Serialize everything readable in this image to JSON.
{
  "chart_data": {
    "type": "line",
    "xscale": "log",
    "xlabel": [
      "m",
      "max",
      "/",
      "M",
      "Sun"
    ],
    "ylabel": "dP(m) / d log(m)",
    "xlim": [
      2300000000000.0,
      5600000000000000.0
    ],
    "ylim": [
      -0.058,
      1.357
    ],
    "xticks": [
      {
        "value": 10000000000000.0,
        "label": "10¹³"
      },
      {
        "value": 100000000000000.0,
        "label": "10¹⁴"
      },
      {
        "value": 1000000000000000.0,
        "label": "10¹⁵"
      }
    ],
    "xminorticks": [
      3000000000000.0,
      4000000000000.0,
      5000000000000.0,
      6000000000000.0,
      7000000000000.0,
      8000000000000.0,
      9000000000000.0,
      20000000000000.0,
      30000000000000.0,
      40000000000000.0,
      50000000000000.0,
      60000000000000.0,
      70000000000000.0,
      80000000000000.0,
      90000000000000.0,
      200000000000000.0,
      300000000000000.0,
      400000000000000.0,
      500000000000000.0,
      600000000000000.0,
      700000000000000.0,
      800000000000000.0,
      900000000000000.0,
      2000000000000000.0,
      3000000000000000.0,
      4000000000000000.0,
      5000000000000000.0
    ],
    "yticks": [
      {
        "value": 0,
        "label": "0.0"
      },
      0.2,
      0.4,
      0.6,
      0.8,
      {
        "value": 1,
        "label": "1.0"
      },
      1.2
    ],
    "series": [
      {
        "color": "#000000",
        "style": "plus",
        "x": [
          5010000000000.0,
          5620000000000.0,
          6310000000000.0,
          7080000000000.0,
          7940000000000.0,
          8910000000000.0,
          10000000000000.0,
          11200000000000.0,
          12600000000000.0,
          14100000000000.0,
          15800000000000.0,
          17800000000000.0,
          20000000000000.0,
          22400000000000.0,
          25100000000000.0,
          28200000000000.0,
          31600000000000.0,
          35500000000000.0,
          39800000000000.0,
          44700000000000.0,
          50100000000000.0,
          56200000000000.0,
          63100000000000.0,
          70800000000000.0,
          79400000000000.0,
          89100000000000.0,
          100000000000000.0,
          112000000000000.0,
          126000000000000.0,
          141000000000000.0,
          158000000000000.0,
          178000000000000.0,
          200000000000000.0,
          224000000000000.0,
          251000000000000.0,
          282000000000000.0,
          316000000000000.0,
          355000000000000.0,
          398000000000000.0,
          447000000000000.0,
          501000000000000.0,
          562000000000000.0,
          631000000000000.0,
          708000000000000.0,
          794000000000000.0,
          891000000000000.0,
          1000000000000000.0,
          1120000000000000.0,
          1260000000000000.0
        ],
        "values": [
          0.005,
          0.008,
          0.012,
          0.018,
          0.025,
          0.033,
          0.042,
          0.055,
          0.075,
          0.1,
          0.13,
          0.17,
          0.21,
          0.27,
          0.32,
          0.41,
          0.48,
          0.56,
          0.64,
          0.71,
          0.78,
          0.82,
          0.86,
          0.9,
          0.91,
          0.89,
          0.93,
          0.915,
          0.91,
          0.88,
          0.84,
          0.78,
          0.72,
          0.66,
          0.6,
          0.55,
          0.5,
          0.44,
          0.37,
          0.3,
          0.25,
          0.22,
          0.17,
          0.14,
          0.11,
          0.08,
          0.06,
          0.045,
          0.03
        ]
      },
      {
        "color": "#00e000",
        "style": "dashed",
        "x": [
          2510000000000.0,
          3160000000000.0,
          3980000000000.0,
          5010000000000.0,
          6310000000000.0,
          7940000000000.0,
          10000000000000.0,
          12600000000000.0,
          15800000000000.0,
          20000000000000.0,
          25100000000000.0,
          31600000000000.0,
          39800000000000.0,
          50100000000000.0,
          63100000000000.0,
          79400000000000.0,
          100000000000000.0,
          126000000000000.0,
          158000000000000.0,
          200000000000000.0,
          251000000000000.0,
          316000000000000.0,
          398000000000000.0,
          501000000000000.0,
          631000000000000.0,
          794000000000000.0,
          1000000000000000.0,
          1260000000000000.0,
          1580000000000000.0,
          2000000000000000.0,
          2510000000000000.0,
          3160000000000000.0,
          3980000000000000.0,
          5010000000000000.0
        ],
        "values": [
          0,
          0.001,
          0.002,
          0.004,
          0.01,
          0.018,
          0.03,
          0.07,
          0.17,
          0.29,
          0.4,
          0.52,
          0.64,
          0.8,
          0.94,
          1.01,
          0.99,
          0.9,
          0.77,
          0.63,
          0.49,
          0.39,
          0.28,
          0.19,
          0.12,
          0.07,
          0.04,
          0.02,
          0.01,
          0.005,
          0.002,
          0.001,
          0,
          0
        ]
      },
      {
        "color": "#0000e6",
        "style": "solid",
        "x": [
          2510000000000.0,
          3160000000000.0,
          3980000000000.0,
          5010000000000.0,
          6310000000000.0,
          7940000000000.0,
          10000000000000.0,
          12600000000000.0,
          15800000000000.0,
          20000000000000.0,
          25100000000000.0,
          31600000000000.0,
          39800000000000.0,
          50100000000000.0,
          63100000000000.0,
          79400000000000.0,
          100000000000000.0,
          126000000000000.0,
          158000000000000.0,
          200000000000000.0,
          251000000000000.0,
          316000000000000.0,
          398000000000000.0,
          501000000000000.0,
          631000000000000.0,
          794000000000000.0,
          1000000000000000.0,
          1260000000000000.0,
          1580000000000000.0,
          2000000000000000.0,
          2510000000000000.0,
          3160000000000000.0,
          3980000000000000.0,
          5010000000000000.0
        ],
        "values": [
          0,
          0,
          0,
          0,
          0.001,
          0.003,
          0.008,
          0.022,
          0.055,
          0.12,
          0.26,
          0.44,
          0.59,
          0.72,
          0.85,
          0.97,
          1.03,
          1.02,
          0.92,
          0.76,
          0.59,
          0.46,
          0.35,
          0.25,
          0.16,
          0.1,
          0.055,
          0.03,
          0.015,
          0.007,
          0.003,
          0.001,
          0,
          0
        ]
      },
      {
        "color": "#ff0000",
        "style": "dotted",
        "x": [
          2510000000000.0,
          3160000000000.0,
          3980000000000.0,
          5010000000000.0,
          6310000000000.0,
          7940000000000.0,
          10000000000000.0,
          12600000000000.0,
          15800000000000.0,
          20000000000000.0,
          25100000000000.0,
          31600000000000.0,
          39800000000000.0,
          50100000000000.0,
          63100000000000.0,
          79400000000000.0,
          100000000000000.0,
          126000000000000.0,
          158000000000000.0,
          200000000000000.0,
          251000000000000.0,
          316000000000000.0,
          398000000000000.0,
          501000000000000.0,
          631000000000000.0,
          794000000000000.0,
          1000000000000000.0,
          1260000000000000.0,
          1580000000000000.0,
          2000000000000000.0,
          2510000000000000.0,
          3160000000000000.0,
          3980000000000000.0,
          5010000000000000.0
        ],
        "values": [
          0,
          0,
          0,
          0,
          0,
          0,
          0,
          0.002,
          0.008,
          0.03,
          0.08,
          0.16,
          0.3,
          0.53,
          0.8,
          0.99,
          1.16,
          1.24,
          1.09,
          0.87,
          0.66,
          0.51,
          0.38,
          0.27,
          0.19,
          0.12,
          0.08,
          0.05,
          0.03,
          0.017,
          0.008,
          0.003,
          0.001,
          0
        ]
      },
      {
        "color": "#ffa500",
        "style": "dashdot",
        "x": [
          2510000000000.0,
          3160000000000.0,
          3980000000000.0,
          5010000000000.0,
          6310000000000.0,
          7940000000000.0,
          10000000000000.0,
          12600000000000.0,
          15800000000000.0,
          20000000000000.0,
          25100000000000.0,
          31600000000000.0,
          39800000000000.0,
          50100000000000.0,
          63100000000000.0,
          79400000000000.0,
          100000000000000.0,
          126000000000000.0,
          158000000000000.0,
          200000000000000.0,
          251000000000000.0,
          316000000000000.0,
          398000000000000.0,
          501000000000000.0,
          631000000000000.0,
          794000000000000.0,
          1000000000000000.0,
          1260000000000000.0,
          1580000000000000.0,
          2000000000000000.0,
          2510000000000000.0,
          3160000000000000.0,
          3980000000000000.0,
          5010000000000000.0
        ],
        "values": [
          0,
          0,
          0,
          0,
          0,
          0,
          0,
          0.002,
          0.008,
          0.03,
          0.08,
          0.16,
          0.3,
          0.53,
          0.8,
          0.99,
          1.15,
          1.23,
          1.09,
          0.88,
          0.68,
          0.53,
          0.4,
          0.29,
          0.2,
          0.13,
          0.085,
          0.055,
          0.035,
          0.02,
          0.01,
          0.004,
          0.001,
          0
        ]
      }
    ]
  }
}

:::

* **Task goal**
From the listing above, collect each line in which the string "color" appears.

* **Solution for this exercise**
        "color": "#000000",
        "color": "#00e000",
        "color": "#0000e6",
        "color": "#ff0000",
        "color": "#ffa500",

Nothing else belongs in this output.